# Task description:
Identify the lines that contain the string "JSON", then copy each of them.

# Listed records:
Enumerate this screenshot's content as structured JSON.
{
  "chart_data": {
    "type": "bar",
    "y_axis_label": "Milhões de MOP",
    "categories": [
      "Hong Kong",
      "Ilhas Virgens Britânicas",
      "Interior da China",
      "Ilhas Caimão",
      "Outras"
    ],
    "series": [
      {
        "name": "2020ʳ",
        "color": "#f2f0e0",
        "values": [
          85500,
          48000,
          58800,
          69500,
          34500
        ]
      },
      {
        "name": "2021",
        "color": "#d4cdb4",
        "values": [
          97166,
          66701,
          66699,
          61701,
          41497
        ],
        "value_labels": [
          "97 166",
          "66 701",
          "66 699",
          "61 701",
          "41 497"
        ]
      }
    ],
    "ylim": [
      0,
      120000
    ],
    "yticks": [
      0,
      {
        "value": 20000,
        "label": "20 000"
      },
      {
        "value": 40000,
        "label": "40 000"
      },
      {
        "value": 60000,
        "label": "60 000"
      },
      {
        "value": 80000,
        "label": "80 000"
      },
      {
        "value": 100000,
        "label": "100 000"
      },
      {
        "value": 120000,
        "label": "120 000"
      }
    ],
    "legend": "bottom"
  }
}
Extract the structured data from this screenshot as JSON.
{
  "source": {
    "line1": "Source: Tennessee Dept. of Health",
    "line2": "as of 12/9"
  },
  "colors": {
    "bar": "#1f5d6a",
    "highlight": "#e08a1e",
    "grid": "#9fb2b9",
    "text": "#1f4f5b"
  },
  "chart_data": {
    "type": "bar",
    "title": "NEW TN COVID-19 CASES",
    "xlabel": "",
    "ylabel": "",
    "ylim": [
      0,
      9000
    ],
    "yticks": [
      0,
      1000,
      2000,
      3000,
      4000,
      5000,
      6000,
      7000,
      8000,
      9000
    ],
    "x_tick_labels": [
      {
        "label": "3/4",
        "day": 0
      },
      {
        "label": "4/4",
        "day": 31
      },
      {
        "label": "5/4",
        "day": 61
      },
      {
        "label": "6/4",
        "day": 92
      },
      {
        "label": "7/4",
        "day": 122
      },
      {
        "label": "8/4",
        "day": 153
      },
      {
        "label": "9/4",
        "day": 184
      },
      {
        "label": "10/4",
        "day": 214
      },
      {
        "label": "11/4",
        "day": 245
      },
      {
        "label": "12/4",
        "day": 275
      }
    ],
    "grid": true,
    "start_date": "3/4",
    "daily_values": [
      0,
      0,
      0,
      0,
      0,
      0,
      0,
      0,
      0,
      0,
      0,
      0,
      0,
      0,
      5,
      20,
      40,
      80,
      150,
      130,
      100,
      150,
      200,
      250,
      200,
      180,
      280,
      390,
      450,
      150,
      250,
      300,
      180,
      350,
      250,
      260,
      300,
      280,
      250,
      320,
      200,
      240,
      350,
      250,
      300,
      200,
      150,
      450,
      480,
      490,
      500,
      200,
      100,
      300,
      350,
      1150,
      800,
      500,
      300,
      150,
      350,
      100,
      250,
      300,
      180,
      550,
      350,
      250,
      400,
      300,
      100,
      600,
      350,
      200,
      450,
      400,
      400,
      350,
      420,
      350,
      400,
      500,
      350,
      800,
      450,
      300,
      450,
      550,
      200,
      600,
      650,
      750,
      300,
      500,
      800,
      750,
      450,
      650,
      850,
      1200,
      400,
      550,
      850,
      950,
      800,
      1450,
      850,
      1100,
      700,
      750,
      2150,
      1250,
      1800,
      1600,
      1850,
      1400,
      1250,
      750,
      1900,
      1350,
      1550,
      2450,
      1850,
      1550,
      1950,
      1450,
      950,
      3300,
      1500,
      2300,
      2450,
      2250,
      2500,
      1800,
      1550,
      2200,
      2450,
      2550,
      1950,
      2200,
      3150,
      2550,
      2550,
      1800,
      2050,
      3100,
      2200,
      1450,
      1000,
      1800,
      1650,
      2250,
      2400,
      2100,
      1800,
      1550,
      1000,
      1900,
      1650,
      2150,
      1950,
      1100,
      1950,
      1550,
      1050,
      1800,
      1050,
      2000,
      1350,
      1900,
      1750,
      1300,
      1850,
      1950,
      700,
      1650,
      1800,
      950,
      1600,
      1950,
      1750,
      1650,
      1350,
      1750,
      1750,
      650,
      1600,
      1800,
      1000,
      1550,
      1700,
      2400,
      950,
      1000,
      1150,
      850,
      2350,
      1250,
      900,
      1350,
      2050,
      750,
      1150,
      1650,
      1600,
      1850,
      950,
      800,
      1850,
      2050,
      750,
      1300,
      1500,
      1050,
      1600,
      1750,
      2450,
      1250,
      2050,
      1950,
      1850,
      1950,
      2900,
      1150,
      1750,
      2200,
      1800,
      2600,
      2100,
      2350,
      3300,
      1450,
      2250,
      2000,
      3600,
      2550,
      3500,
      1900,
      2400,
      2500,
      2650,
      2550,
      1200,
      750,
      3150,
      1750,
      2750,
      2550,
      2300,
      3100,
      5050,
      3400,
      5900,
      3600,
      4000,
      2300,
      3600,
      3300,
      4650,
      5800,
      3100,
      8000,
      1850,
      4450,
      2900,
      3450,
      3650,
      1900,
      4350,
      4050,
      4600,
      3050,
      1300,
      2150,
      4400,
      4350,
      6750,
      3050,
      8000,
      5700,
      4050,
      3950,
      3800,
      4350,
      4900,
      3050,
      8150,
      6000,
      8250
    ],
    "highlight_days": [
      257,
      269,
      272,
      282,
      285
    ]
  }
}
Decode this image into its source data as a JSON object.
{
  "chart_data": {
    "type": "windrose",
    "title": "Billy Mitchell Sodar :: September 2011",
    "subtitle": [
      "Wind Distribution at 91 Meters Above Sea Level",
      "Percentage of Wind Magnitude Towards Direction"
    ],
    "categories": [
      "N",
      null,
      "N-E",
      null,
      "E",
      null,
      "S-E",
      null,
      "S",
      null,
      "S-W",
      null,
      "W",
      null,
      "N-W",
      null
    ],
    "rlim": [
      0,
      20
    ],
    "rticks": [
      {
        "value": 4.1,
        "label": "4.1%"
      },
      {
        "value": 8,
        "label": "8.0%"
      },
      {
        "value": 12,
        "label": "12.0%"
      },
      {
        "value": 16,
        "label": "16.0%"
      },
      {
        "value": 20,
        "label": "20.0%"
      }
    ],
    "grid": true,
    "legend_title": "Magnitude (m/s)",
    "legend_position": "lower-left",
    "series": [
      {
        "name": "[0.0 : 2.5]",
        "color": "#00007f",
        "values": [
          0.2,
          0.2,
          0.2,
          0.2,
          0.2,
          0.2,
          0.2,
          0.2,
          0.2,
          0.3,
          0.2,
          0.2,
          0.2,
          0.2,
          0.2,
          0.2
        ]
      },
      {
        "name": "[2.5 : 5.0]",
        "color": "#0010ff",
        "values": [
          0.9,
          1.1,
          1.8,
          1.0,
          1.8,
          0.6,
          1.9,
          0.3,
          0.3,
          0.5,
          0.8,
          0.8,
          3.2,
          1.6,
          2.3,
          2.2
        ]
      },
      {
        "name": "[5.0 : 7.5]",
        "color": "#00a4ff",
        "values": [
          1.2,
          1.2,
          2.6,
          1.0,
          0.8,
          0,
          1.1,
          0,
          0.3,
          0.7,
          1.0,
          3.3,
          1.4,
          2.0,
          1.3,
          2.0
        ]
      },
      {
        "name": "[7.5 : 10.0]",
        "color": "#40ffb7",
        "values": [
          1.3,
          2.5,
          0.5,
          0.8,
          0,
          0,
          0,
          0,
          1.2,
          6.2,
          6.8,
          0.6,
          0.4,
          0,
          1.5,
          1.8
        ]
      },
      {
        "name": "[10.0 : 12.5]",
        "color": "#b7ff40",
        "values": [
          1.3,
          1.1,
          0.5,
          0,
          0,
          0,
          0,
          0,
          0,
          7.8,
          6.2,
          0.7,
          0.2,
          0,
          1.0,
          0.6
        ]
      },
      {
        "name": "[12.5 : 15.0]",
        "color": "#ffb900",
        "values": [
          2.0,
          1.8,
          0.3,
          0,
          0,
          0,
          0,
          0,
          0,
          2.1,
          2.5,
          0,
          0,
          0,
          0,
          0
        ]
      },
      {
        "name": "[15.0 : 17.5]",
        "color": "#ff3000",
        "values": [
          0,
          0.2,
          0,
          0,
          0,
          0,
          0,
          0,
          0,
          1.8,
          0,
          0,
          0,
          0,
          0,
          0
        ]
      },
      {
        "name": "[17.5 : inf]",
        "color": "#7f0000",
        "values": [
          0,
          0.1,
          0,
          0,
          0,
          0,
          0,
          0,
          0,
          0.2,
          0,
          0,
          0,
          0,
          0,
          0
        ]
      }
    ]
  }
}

# Task solution:
Enumerate this screenshot's content as structured JSON.
Extract the structured data from this screenshot as JSON.
Decode this image into its source data as a JSON object.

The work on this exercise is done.